* [TASK DESCRIPTION] Extract the complete listing and output it unchanged.

BEGIN DATASET ROWS

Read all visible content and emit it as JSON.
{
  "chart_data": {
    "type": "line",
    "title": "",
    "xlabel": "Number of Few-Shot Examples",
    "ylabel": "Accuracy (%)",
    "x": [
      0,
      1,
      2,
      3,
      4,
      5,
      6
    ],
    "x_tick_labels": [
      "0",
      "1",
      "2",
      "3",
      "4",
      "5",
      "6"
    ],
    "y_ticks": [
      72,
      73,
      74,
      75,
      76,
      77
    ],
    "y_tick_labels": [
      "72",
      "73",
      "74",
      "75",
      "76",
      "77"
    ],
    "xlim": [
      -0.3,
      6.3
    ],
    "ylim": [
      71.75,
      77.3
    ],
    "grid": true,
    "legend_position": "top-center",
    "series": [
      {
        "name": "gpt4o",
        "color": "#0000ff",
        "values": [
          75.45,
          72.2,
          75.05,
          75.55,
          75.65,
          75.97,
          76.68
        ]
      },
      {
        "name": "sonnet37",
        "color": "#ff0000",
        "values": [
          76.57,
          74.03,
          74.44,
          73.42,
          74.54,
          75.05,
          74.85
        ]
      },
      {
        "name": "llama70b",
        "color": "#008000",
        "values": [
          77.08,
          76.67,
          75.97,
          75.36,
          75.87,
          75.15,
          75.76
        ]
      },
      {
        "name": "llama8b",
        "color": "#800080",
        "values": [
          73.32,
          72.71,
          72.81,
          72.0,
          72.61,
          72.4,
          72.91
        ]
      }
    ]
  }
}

END DATASET ROWS

* [RESULT BELOW]
Read all visible content and emit it as JSON.
{
  "chart_data": {
    "type": "line",
    "title": "",
    "xlabel": "Number of Few-Shot Examples",
    "ylabel": "Accuracy (%)",
    "x": [
      0,
      1,
      2,
      3,
      4,
      5,
      6
    ],
    "x_tick_labels": [
      "0",
      "1",
      "2",
      "3",
      "4",
      "5",
      "6"
    ],
    "y_ticks": [
      72,
      73,
      74,
      75,
      76,
      77
    ],
    "y_tick_labels": [
      "72",
      "73",
      "74",
      "75",
      "76",
      "77"
    ],
    "xlim": [
      -0.3,
      6.3
    ],
    "ylim": [
      71.75,
      77.3
    ],
    "grid": true,
    "legend_position": "top-center",
    "series": [
      {
        "name": "gpt4o",
        "color": "#0000ff",
        "values": [
          75.45,
          72.2,
          75.05,
          75.55,
          75.65,
          75.97,
          76.68
        ]
      },
      {
        "name": "sonnet37",
        "color": "#ff0000",
        "values": [
          76.57,
          74.03,
          74.44,
          73.42,
          74.54,
          75.05,
          74.85
        ]
      },
      {
        "name": "llama70b",
        "color": "#008000",
        "values": [
          77.08,
          76.67,
          75.97,
          75.36,
          75.87,
          75.15,
          75.76
        ]
      },
      {
        "name": "llama8b",
        "color": "#800080",
        "values": [
          73.32,
          72.71,
          72.81,
          72.0,
          72.61,
          72.4,
          72.91
        ]
      }
    ]
  }
}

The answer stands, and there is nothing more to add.